— Problem —
Please show every line of the listing that contains the word "image", copying each one in full, and treat uppercase and lowercase as different.

= = = = =

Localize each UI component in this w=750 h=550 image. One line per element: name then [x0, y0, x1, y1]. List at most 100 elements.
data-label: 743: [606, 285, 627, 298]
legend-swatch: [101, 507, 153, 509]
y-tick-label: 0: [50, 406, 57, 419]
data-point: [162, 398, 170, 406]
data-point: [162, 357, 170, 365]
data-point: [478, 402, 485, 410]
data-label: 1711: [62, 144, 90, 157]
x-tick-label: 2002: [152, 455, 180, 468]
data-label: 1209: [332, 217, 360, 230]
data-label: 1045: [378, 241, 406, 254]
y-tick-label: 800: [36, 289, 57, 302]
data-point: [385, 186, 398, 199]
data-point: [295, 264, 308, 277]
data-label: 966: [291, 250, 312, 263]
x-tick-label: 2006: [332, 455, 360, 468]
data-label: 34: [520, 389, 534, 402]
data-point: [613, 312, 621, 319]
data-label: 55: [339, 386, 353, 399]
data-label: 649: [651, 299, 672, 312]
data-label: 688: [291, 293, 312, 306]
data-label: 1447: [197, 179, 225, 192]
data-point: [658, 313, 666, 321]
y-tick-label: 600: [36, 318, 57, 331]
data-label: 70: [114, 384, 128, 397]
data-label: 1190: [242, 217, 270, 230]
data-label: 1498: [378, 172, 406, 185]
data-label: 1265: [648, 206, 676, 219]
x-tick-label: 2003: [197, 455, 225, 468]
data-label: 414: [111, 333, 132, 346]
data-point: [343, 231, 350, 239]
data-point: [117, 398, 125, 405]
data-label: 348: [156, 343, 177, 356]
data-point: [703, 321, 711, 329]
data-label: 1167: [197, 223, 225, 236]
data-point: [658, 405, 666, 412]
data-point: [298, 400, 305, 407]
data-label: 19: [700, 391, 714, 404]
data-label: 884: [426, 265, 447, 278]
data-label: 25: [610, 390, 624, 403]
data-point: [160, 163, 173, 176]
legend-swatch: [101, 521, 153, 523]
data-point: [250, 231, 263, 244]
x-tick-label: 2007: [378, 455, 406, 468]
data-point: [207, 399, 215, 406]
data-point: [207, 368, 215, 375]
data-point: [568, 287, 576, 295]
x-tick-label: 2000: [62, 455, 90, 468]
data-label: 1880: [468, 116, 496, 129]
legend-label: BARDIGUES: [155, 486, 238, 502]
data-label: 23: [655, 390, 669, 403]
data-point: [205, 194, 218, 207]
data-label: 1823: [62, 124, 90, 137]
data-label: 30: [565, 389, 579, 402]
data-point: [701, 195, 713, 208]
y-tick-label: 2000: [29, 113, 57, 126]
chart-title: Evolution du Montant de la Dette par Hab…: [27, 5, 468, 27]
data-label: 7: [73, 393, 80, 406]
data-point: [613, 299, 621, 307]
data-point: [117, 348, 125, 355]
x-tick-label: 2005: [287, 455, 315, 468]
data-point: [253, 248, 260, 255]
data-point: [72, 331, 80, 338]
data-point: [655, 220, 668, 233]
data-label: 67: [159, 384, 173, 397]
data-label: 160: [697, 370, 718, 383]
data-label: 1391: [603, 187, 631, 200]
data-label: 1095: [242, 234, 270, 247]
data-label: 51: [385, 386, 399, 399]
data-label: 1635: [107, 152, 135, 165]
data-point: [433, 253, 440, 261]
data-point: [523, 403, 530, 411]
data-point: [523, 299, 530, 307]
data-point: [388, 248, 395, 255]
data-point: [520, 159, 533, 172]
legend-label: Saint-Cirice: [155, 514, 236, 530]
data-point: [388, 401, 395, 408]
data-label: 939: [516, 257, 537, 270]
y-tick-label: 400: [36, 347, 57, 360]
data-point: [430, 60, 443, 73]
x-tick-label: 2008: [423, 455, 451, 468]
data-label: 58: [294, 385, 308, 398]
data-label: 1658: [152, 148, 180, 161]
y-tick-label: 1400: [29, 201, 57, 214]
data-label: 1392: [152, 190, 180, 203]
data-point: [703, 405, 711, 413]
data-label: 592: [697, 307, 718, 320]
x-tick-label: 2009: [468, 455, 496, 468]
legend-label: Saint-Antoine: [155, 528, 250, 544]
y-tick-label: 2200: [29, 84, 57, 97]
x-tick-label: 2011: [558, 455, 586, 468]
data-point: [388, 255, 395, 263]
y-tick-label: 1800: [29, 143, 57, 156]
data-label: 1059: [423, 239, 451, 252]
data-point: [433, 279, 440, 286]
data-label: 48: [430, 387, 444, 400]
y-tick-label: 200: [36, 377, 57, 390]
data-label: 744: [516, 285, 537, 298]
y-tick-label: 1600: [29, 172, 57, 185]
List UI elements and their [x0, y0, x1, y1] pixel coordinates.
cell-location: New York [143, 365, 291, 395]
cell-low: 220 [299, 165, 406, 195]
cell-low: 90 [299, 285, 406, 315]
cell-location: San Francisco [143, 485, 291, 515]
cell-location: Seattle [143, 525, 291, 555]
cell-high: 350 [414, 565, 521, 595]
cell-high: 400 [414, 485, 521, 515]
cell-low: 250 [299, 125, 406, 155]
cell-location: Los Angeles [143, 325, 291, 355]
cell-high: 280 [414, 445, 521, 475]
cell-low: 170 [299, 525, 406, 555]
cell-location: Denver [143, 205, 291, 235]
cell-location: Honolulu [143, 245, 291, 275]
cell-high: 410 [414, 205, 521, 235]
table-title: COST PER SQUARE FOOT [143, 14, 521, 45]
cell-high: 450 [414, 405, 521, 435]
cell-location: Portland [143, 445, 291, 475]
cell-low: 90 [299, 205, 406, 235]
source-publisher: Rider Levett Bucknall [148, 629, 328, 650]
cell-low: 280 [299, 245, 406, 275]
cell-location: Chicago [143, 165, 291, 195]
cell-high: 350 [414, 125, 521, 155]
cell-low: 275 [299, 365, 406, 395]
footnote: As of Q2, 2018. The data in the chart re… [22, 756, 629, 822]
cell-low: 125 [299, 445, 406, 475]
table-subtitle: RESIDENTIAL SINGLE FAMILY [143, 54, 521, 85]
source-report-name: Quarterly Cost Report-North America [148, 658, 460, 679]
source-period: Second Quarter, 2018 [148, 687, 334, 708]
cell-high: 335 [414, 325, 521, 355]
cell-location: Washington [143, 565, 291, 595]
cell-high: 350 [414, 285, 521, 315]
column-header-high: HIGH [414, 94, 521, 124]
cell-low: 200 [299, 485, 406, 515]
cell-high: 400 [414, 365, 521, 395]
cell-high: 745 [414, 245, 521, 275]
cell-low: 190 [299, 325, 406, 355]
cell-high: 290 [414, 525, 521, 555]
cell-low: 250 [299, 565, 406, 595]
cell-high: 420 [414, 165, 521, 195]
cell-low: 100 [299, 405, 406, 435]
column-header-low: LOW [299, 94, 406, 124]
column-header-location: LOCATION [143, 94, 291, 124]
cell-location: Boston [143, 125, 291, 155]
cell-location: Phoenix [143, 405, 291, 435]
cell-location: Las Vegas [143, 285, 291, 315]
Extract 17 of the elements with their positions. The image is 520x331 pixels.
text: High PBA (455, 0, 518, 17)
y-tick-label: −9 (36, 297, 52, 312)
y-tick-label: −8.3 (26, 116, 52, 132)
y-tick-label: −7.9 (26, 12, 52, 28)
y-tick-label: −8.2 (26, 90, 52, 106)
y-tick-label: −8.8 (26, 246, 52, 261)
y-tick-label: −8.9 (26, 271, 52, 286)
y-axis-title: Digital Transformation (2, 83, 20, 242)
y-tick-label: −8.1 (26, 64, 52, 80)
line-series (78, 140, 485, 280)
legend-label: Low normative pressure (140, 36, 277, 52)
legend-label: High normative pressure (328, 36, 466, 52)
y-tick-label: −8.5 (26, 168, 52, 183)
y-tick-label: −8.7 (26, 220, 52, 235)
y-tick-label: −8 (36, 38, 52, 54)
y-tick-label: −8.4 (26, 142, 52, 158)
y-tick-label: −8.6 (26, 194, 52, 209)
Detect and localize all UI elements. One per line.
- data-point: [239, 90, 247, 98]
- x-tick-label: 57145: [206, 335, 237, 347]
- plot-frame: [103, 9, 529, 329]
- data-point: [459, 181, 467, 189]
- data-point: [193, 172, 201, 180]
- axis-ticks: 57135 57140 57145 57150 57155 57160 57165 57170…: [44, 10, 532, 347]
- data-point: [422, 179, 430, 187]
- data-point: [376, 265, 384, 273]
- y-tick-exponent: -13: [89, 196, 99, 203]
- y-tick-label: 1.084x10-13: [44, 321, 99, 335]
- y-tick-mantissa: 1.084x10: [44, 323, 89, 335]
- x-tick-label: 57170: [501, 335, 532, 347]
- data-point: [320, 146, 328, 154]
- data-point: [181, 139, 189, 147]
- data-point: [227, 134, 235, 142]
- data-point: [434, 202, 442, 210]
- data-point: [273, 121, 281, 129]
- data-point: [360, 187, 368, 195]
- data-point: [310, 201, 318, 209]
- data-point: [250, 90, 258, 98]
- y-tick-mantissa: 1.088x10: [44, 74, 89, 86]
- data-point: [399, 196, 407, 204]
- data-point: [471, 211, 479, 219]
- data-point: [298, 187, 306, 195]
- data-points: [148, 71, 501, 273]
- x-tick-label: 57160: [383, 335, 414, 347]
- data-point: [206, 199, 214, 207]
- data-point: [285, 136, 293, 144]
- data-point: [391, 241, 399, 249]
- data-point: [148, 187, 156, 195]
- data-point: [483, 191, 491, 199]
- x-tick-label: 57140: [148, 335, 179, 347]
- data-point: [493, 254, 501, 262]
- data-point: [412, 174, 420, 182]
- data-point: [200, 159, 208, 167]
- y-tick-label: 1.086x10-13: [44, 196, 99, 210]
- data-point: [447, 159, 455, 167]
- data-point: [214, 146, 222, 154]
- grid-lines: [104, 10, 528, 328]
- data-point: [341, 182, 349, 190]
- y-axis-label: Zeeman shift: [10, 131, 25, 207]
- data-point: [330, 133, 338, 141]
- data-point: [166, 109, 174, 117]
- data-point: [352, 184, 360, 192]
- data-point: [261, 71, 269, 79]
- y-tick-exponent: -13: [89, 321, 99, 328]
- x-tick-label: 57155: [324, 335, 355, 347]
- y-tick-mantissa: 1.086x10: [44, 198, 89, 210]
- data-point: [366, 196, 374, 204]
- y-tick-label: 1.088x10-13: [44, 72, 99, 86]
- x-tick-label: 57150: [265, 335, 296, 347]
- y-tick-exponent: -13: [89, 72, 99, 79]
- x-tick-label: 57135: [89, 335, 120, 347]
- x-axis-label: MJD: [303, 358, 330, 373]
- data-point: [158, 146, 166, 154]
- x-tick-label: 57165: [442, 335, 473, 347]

= = = = =

— Task output —
Localize each UI component in this w=750 h=550 image. One line per element: name then [x0, y0, x1, y1]. List at most 100 elements.
Extract 17 of the elements with their positions. The image is 520x331 pixels.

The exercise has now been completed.